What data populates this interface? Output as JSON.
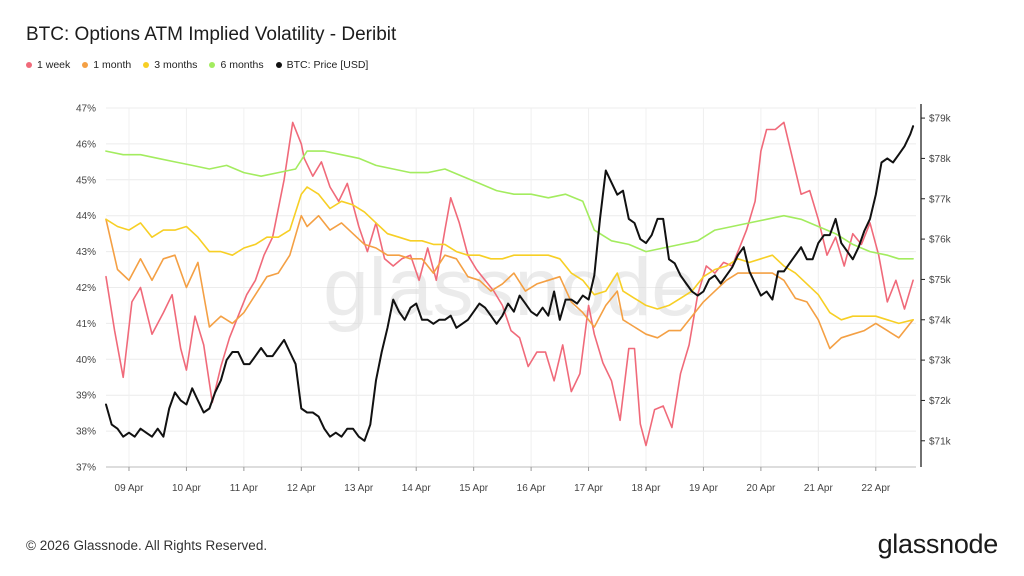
{
  "header": {
    "title": "BTC: Options ATM Implied Volatility - Deribit"
  },
  "footer": {
    "copyright": "© 2026 Glassnode. All Rights Reserved.",
    "brand": "glassnode"
  },
  "watermark": "glassnode",
  "chart_data": {
    "type": "line",
    "x_ticks": [
      "09 Apr",
      "10 Apr",
      "11 Apr",
      "12 Apr",
      "13 Apr",
      "14 Apr",
      "15 Apr",
      "16 Apr",
      "17 Apr",
      "18 Apr",
      "19 Apr",
      "20 Apr",
      "21 Apr",
      "22 Apr"
    ],
    "x_range": [
      8.6,
      22.7
    ],
    "y_left": {
      "ticks": [
        "37%",
        "38%",
        "39%",
        "40%",
        "41%",
        "42%",
        "43%",
        "44%",
        "45%",
        "46%",
        "47%"
      ],
      "range": [
        37,
        47
      ]
    },
    "y_right": {
      "ticks": [
        "$71k",
        "$72k",
        "$73k",
        "$74k",
        "$75k",
        "$76k",
        "$77k",
        "$78k",
        "$79k"
      ],
      "range": [
        70.35,
        79.25
      ]
    },
    "legend_position": "top-left",
    "grid": true,
    "series": [
      {
        "name": "1 week",
        "color": "#f06a7a",
        "axis": "left",
        "x": [
          8.6,
          8.75,
          8.9,
          9.05,
          9.2,
          9.4,
          9.6,
          9.75,
          9.9,
          10.0,
          10.15,
          10.3,
          10.45,
          10.6,
          10.75,
          10.9,
          11.05,
          11.2,
          11.35,
          11.5,
          11.7,
          11.85,
          12.0,
          12.05,
          12.2,
          12.35,
          12.5,
          12.65,
          12.8,
          13.0,
          13.15,
          13.3,
          13.45,
          13.6,
          13.75,
          13.9,
          14.05,
          14.2,
          14.35,
          14.5,
          14.6,
          14.75,
          14.9,
          15.05,
          15.2,
          15.35,
          15.5,
          15.65,
          15.8,
          15.95,
          16.1,
          16.25,
          16.4,
          16.55,
          16.7,
          16.85,
          17.0,
          17.1,
          17.25,
          17.4,
          17.55,
          17.7,
          17.8,
          17.9,
          18.0,
          18.15,
          18.3,
          18.45,
          18.6,
          18.75,
          18.9,
          19.05,
          19.2,
          19.35,
          19.5,
          19.65,
          19.75,
          19.9,
          20.0,
          20.1,
          20.25,
          20.4,
          20.55,
          20.7,
          20.85,
          21.0,
          21.15,
          21.3,
          21.45,
          21.6,
          21.75,
          21.9,
          22.05,
          22.2,
          22.35,
          22.5,
          22.65
        ],
        "values": [
          42.3,
          40.8,
          39.5,
          41.6,
          42.0,
          40.7,
          41.3,
          41.8,
          40.3,
          39.7,
          41.2,
          40.4,
          38.8,
          39.8,
          40.6,
          41.2,
          41.8,
          42.2,
          42.9,
          43.4,
          45.0,
          46.6,
          46.0,
          45.6,
          45.1,
          45.5,
          44.8,
          44.4,
          44.9,
          43.7,
          43.0,
          43.8,
          42.8,
          42.6,
          42.8,
          42.9,
          42.2,
          43.1,
          42.2,
          43.6,
          44.5,
          43.8,
          42.9,
          42.5,
          42.2,
          41.9,
          41.5,
          40.8,
          40.6,
          39.8,
          40.2,
          40.2,
          39.4,
          40.4,
          39.1,
          39.6,
          41.5,
          40.7,
          39.9,
          39.4,
          38.3,
          40.3,
          40.3,
          38.2,
          37.6,
          38.6,
          38.7,
          38.1,
          39.6,
          40.4,
          41.8,
          42.6,
          42.4,
          42.7,
          42.6,
          43.2,
          43.6,
          44.4,
          45.8,
          46.4,
          46.4,
          46.6,
          45.6,
          44.6,
          44.7,
          43.9,
          42.9,
          43.4,
          42.6,
          43.5,
          43.2,
          43.8,
          42.9,
          41.6,
          42.2,
          41.4,
          42.2
        ]
      },
      {
        "name": "1 month",
        "color": "#f4a044",
        "axis": "left",
        "x": [
          8.6,
          8.8,
          9.0,
          9.2,
          9.4,
          9.6,
          9.8,
          10.0,
          10.2,
          10.4,
          10.6,
          10.8,
          11.0,
          11.2,
          11.4,
          11.6,
          11.8,
          12.0,
          12.1,
          12.3,
          12.5,
          12.7,
          12.9,
          13.1,
          13.3,
          13.5,
          13.7,
          13.9,
          14.1,
          14.3,
          14.5,
          14.7,
          14.9,
          15.1,
          15.3,
          15.5,
          15.7,
          15.9,
          16.1,
          16.3,
          16.5,
          16.7,
          16.9,
          17.1,
          17.3,
          17.5,
          17.6,
          17.8,
          18.0,
          18.2,
          18.4,
          18.6,
          18.8,
          19.0,
          19.2,
          19.4,
          19.6,
          19.8,
          20.0,
          20.2,
          20.4,
          20.6,
          20.8,
          21.0,
          21.2,
          21.4,
          21.6,
          21.8,
          22.0,
          22.2,
          22.4,
          22.65
        ],
        "values": [
          43.9,
          42.5,
          42.2,
          42.8,
          42.2,
          42.8,
          42.9,
          42.0,
          42.7,
          40.9,
          41.2,
          41.0,
          41.3,
          41.8,
          42.3,
          42.4,
          42.9,
          44.0,
          43.7,
          44.0,
          43.6,
          43.8,
          43.5,
          43.2,
          43.1,
          42.9,
          42.9,
          42.8,
          42.8,
          42.4,
          42.9,
          42.8,
          42.3,
          42.2,
          41.9,
          42.1,
          42.4,
          41.9,
          42.1,
          42.2,
          42.3,
          41.6,
          41.3,
          40.9,
          41.5,
          41.9,
          41.1,
          40.9,
          40.7,
          40.6,
          40.8,
          40.8,
          41.2,
          41.6,
          41.9,
          42.2,
          42.4,
          42.4,
          42.4,
          42.4,
          42.2,
          41.7,
          41.6,
          41.1,
          40.3,
          40.6,
          40.7,
          40.8,
          41.0,
          40.8,
          40.6,
          41.1
        ]
      },
      {
        "name": "3 months",
        "color": "#f7cf25",
        "axis": "left",
        "x": [
          8.6,
          8.8,
          9.0,
          9.2,
          9.4,
          9.6,
          9.8,
          10.0,
          10.2,
          10.4,
          10.6,
          10.8,
          11.0,
          11.2,
          11.4,
          11.6,
          11.8,
          12.0,
          12.1,
          12.3,
          12.5,
          12.7,
          12.9,
          13.1,
          13.3,
          13.5,
          13.7,
          13.9,
          14.1,
          14.3,
          14.5,
          14.7,
          14.9,
          15.1,
          15.3,
          15.5,
          15.7,
          15.9,
          16.1,
          16.3,
          16.5,
          16.7,
          16.9,
          17.1,
          17.3,
          17.5,
          17.6,
          17.8,
          18.0,
          18.2,
          18.4,
          18.6,
          18.8,
          19.0,
          19.2,
          19.4,
          19.6,
          19.8,
          20.0,
          20.2,
          20.4,
          20.6,
          20.8,
          21.0,
          21.2,
          21.4,
          21.6,
          21.8,
          22.0,
          22.2,
          22.4,
          22.65
        ],
        "values": [
          43.9,
          43.7,
          43.6,
          43.8,
          43.4,
          43.6,
          43.6,
          43.7,
          43.4,
          43.0,
          43.0,
          42.9,
          43.1,
          43.2,
          43.4,
          43.4,
          43.6,
          44.6,
          44.8,
          44.6,
          44.2,
          44.4,
          44.3,
          44.1,
          43.8,
          43.5,
          43.4,
          43.3,
          43.3,
          43.2,
          43.2,
          43.0,
          42.9,
          42.9,
          42.8,
          42.8,
          42.9,
          42.9,
          42.9,
          42.9,
          42.8,
          42.4,
          42.2,
          41.8,
          41.9,
          42.4,
          41.9,
          41.7,
          41.5,
          41.4,
          41.5,
          41.7,
          41.9,
          42.3,
          42.5,
          42.6,
          42.8,
          42.7,
          42.8,
          42.9,
          42.6,
          42.4,
          42.1,
          41.8,
          41.3,
          41.1,
          41.2,
          41.2,
          41.2,
          41.1,
          41.0,
          41.1
        ]
      },
      {
        "name": "6 months",
        "color": "#a3ec5f",
        "axis": "left",
        "x": [
          8.6,
          8.9,
          9.2,
          9.5,
          9.8,
          10.1,
          10.4,
          10.7,
          11.0,
          11.3,
          11.6,
          11.9,
          12.1,
          12.4,
          12.7,
          13.0,
          13.3,
          13.6,
          13.9,
          14.2,
          14.5,
          14.8,
          15.1,
          15.4,
          15.7,
          16.0,
          16.3,
          16.6,
          16.9,
          17.1,
          17.4,
          17.7,
          18.0,
          18.3,
          18.6,
          18.9,
          19.2,
          19.5,
          19.8,
          20.1,
          20.4,
          20.7,
          21.0,
          21.3,
          21.6,
          21.9,
          22.2,
          22.4,
          22.65
        ],
        "values": [
          45.8,
          45.7,
          45.7,
          45.6,
          45.5,
          45.4,
          45.3,
          45.4,
          45.2,
          45.1,
          45.2,
          45.3,
          45.8,
          45.8,
          45.7,
          45.6,
          45.4,
          45.3,
          45.2,
          45.2,
          45.3,
          45.1,
          44.9,
          44.7,
          44.6,
          44.6,
          44.5,
          44.6,
          44.4,
          43.6,
          43.3,
          43.2,
          43.0,
          43.1,
          43.2,
          43.3,
          43.6,
          43.7,
          43.8,
          43.9,
          44.0,
          43.9,
          43.7,
          43.5,
          43.2,
          43.0,
          42.9,
          42.8,
          42.8
        ]
      },
      {
        "name": "BTC: Price [USD]",
        "color": "#111111",
        "axis": "right",
        "x": [
          8.6,
          8.7,
          8.8,
          8.9,
          9.0,
          9.1,
          9.2,
          9.3,
          9.4,
          9.5,
          9.6,
          9.7,
          9.8,
          9.9,
          10.0,
          10.1,
          10.2,
          10.3,
          10.4,
          10.5,
          10.6,
          10.7,
          10.8,
          10.9,
          11.0,
          11.1,
          11.2,
          11.3,
          11.4,
          11.5,
          11.6,
          11.7,
          11.8,
          11.9,
          12.0,
          12.1,
          12.2,
          12.3,
          12.4,
          12.5,
          12.6,
          12.7,
          12.8,
          12.9,
          13.0,
          13.1,
          13.2,
          13.3,
          13.4,
          13.5,
          13.6,
          13.7,
          13.8,
          13.9,
          14.0,
          14.1,
          14.2,
          14.3,
          14.4,
          14.5,
          14.6,
          14.7,
          14.8,
          14.9,
          15.0,
          15.1,
          15.2,
          15.3,
          15.4,
          15.5,
          15.6,
          15.7,
          15.8,
          15.9,
          16.0,
          16.1,
          16.2,
          16.3,
          16.4,
          16.5,
          16.6,
          16.7,
          16.8,
          16.9,
          17.0,
          17.1,
          17.2,
          17.3,
          17.4,
          17.5,
          17.6,
          17.7,
          17.8,
          17.9,
          18.0,
          18.1,
          18.2,
          18.3,
          18.4,
          18.5,
          18.6,
          18.7,
          18.8,
          18.9,
          19.0,
          19.1,
          19.2,
          19.3,
          19.4,
          19.5,
          19.6,
          19.7,
          19.8,
          19.9,
          20.0,
          20.1,
          20.2,
          20.3,
          20.4,
          20.5,
          20.6,
          20.7,
          20.8,
          20.9,
          21.0,
          21.1,
          21.2,
          21.3,
          21.4,
          21.5,
          21.6,
          21.7,
          21.8,
          21.9,
          22.0,
          22.1,
          22.2,
          22.3,
          22.4,
          22.5,
          22.6,
          22.65
        ],
        "values": [
          71.9,
          71.4,
          71.3,
          71.1,
          71.2,
          71.1,
          71.3,
          71.2,
          71.1,
          71.3,
          71.1,
          71.8,
          72.2,
          72.0,
          71.9,
          72.3,
          72.0,
          71.7,
          71.8,
          72.2,
          72.5,
          73.0,
          73.2,
          73.2,
          72.9,
          72.9,
          73.1,
          73.3,
          73.1,
          73.1,
          73.3,
          73.5,
          73.2,
          72.9,
          71.8,
          71.7,
          71.7,
          71.6,
          71.3,
          71.1,
          71.2,
          71.1,
          71.3,
          71.3,
          71.1,
          71.0,
          71.4,
          72.5,
          73.2,
          73.8,
          74.5,
          74.2,
          74.0,
          74.3,
          74.4,
          74.0,
          74.0,
          73.9,
          74.0,
          74.0,
          74.1,
          73.8,
          73.9,
          74.0,
          74.2,
          74.4,
          74.3,
          74.1,
          73.9,
          74.1,
          74.4,
          74.2,
          74.6,
          74.4,
          74.2,
          74.1,
          74.3,
          74.1,
          74.7,
          74.0,
          74.5,
          74.5,
          74.4,
          74.6,
          74.5,
          75.1,
          76.5,
          77.7,
          77.4,
          77.1,
          77.2,
          76.5,
          76.4,
          76.0,
          75.9,
          76.1,
          76.5,
          76.5,
          75.5,
          75.4,
          75.1,
          74.9,
          74.7,
          74.6,
          74.7,
          75.0,
          75.1,
          74.9,
          75.1,
          75.3,
          75.6,
          75.8,
          75.2,
          74.9,
          74.6,
          74.7,
          74.5,
          75.2,
          75.2,
          75.4,
          75.6,
          75.8,
          75.5,
          75.5,
          75.9,
          76.1,
          76.1,
          76.5,
          75.9,
          75.7,
          75.5,
          75.8,
          76.2,
          76.5,
          77.1,
          77.9,
          78.0,
          77.9,
          78.1,
          78.3,
          78.6,
          78.8
        ]
      }
    ]
  }
}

## What this task involves
Take every line that includes the string "name" and copy it.

## Written solution
        "name": "1 week",
        "name": "1 month",
        "name": "3 months",
        "name": "6 months",
        "name": "BTC: Price [USD]",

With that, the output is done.